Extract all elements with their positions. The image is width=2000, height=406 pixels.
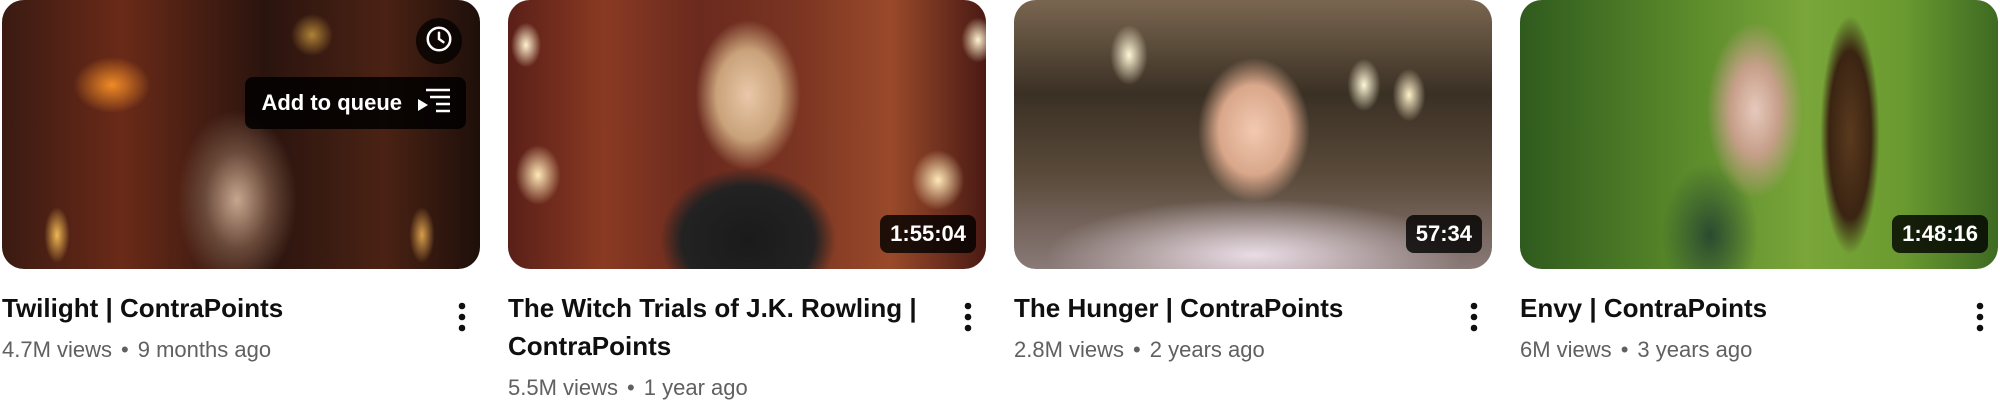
- video-title[interactable]: Twilight | ContraPoints: [2, 289, 430, 327]
- video-metadata: 2.8M views • 2 years ago: [1014, 335, 1442, 365]
- add-to-queue-label: Add to queue: [261, 90, 402, 115]
- more-vertical-icon: [964, 302, 972, 337]
- view-count: 5.5M views: [508, 375, 619, 400]
- more-options-button[interactable]: [448, 297, 476, 341]
- separator: •: [1620, 337, 1629, 362]
- view-count: 4.7M views: [2, 337, 113, 362]
- separator: •: [1133, 337, 1141, 362]
- more-options-button[interactable]: [954, 297, 982, 341]
- more-vertical-icon: [1976, 302, 1984, 337]
- video-title[interactable]: Envy | ContraPoints: [1520, 289, 1948, 327]
- video-metadata: 5.5M views • 1 year ago: [508, 373, 936, 403]
- duration-badge: 1:55:04: [880, 215, 976, 253]
- upload-date: 2 years ago: [1149, 337, 1265, 362]
- playlist-add-icon: [416, 87, 452, 119]
- duration-badge: 1:48:16: [1892, 215, 1988, 253]
- video-thumbnail[interactable]: Add to queue: [2, 0, 480, 269]
- video-card: Add to queue Twilight | ContraPoints 4.7…: [2, 0, 480, 365]
- video-card: 1:48:16 Envy | ContraPoints 6M views • 3 y…: [1520, 0, 1998, 365]
- video-card: 57:34 The Hunger | ContraPoints 2.8M vie…: [1014, 0, 1492, 365]
- video-details: Envy | ContraPoints 6M views • 3 years ago: [1520, 269, 1998, 365]
- separator: •: [121, 337, 129, 362]
- more-vertical-icon: [1470, 302, 1478, 337]
- video-title[interactable]: The Hunger | ContraPoints: [1014, 289, 1442, 327]
- more-options-button[interactable]: [1460, 297, 1488, 341]
- separator: •: [627, 375, 635, 400]
- video-details: Twilight | ContraPoints 4.7M views • 9 mon…: [2, 269, 480, 365]
- duration-badge: 57:34: [1405, 215, 1482, 253]
- clock-icon: [424, 24, 454, 59]
- upload-date: 9 months ago: [137, 337, 272, 362]
- video-thumbnail[interactable]: 57:34: [1014, 0, 1492, 269]
- video-title[interactable]: The Witch Trials of J.K. Rowling | Contr…: [508, 289, 936, 365]
- video-thumbnail[interactable]: 1:48:16: [1520, 0, 1998, 269]
- video-grid: Add to queue Twilight | ContraPoints 4.7…: [0, 0, 2000, 406]
- add-to-queue-button[interactable]: Add to queue: [245, 77, 466, 129]
- video-metadata: 6M views • 3 years ago: [1520, 335, 1948, 365]
- video-card: 1:55:04 The Witch Trials of J.K. Rowling…: [508, 0, 986, 403]
- video-details: The Hunger | ContraPoints 2.8M views • 2 y…: [1014, 269, 1492, 365]
- watch-later-button[interactable]: [416, 18, 462, 64]
- upload-date: 1 year ago: [643, 375, 748, 400]
- video-details: The Witch Trials of J.K. Rowling | Contr…: [508, 269, 986, 403]
- more-vertical-icon: [458, 302, 466, 337]
- upload-date: 3 years ago: [1637, 337, 1753, 362]
- video-metadata: 4.7M views • 9 months ago: [2, 335, 430, 365]
- video-thumbnail[interactable]: 1:55:04: [508, 0, 986, 269]
- view-count: 2.8M views: [1014, 337, 1125, 362]
- view-count: 6M views: [1520, 337, 1612, 362]
- more-options-button[interactable]: [1966, 297, 1994, 341]
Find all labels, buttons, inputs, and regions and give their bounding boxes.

Description of the task: Copy out the listing above word for word, without the picture.

Result of the exercise:
Extract all elements with their positions. The image is width=2000, height=406 pixels.
- video-title[interactable]: Twilight | ContraPoints: [2, 289, 430, 327]
- video-metadata: 2.8M views • 2 years ago: [1014, 335, 1442, 365]
- add-to-queue-label: Add to queue: [261, 90, 402, 115]
- more-vertical-icon: [964, 302, 972, 337]
- view-count: 5.5M views: [508, 375, 619, 400]
- more-options-button[interactable]: [448, 297, 476, 341]
- separator: •: [1620, 337, 1629, 362]
- view-count: 4.7M views: [2, 337, 113, 362]
- separator: •: [1133, 337, 1141, 362]
- more-options-button[interactable]: [954, 297, 982, 341]
- more-vertical-icon: [1976, 302, 1984, 337]
- video-title[interactable]: Envy | ContraPoints: [1520, 289, 1948, 327]
- video-metadata: 5.5M views • 1 year ago: [508, 373, 936, 403]
- duration-badge: 1:55:04: [880, 215, 976, 253]
- upload-date: 2 years ago: [1149, 337, 1265, 362]
- playlist-add-icon: [416, 87, 452, 119]
- duration-badge: 1:48:16: [1892, 215, 1988, 253]
- video-thumbnail[interactable]: Add to queue: [2, 0, 480, 269]
- video-card: Add to queue Twilight | ContraPoints 4.7…: [2, 0, 480, 365]
- video-card: 1:48:16 Envy | ContraPoints 6M views • 3 y…: [1520, 0, 1998, 365]
- video-card: 57:34 The Hunger | ContraPoints 2.8M vie…: [1014, 0, 1492, 365]
- video-details: Envy | ContraPoints 6M views • 3 years ago: [1520, 269, 1998, 365]
- separator: •: [121, 337, 129, 362]
- more-vertical-icon: [1470, 302, 1478, 337]
- video-title[interactable]: The Hunger | ContraPoints: [1014, 289, 1442, 327]
- more-options-button[interactable]: [1460, 297, 1488, 341]
- separator: •: [627, 375, 635, 400]
- video-details: Twilight | ContraPoints 4.7M views • 9 mon…: [2, 269, 480, 365]
- duration-badge: 57:34: [1405, 215, 1482, 253]
- clock-icon: [424, 24, 454, 59]
- upload-date: 9 months ago: [137, 337, 272, 362]
- video-thumbnail[interactable]: 57:34: [1014, 0, 1492, 269]
- video-title[interactable]: The Witch Trials of J.K. Rowling | Contr…: [508, 289, 936, 365]
- video-thumbnail[interactable]: 1:48:16: [1520, 0, 1998, 269]
- video-grid: Add to queue Twilight | ContraPoints 4.7…: [0, 0, 2000, 406]
- add-to-queue-button[interactable]: Add to queue: [245, 77, 466, 129]
- video-metadata: 6M views • 3 years ago: [1520, 335, 1948, 365]
- video-card: 1:55:04 The Witch Trials of J.K. Rowling…: [508, 0, 986, 403]
- video-details: The Hunger | ContraPoints 2.8M views • 2 y…: [1014, 269, 1492, 365]
- watch-later-button[interactable]: [416, 18, 462, 64]
- upload-date: 1 year ago: [643, 375, 748, 400]
- video-details: The Witch Trials of J.K. Rowling | Contr…: [508, 269, 986, 403]
- more-vertical-icon: [458, 302, 466, 337]
- upload-date: 3 years ago: [1637, 337, 1753, 362]
- video-metadata: 4.7M views • 9 months ago: [2, 335, 430, 365]
- video-thumbnail[interactable]: 1:55:04: [508, 0, 986, 269]
- view-count: 2.8M views: [1014, 337, 1125, 362]
- view-count: 6M views: [1520, 337, 1612, 362]
- more-options-button[interactable]: [1966, 297, 1994, 341]
Find all labels, buttons, inputs, and regions and give their bounding boxes.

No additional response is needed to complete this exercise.